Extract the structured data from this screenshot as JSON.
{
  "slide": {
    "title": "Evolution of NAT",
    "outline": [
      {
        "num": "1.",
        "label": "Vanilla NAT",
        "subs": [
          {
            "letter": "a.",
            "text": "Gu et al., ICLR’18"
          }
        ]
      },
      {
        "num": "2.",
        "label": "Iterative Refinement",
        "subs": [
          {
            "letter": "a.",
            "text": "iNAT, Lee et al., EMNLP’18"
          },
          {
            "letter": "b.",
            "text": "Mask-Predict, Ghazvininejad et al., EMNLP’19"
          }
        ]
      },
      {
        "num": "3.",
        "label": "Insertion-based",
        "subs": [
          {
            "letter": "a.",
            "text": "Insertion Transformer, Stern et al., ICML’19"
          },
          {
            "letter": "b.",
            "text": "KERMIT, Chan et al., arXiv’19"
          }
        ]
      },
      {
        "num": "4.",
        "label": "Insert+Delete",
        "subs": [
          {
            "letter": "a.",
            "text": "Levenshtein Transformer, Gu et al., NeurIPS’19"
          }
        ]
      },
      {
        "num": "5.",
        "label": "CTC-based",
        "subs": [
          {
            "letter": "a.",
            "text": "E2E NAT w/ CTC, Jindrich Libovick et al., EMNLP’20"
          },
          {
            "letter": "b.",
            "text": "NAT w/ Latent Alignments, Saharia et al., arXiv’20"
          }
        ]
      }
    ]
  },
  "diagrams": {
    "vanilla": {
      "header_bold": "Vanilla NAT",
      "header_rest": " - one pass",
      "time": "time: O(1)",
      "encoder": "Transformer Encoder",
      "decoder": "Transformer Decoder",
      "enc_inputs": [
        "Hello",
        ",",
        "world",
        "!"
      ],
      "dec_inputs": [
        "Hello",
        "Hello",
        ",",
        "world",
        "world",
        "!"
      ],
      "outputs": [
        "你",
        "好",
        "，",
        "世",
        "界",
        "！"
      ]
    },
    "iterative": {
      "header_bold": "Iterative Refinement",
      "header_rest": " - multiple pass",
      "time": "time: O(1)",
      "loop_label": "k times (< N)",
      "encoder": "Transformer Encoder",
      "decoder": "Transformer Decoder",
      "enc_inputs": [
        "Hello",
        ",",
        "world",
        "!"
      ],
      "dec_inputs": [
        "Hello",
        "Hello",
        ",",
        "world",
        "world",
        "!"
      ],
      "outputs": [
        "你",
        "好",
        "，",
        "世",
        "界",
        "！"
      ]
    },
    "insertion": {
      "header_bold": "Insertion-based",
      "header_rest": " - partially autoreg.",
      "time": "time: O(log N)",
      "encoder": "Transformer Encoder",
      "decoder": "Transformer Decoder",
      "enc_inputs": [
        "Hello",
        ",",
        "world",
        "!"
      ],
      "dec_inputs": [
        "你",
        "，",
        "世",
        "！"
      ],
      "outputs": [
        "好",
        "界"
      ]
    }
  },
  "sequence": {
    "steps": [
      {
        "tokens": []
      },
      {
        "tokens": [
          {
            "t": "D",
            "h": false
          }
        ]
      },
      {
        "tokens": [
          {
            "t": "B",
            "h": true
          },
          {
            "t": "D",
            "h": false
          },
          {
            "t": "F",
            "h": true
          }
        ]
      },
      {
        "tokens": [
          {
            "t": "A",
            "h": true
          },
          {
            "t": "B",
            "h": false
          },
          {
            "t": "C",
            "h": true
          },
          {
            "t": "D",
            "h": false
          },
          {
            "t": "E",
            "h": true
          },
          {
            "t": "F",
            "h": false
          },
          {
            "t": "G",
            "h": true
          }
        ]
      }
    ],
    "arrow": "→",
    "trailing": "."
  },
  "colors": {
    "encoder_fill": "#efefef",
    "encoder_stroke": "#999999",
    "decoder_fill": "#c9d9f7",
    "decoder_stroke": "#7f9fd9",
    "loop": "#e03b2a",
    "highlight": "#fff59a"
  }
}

══════

### What to produce
Look through the material above. Copy each line where the word "Refinement" appears.

### Answer to the task
        "label": "Iterative Refinement",
      "header_bold": "Iterative Refinement",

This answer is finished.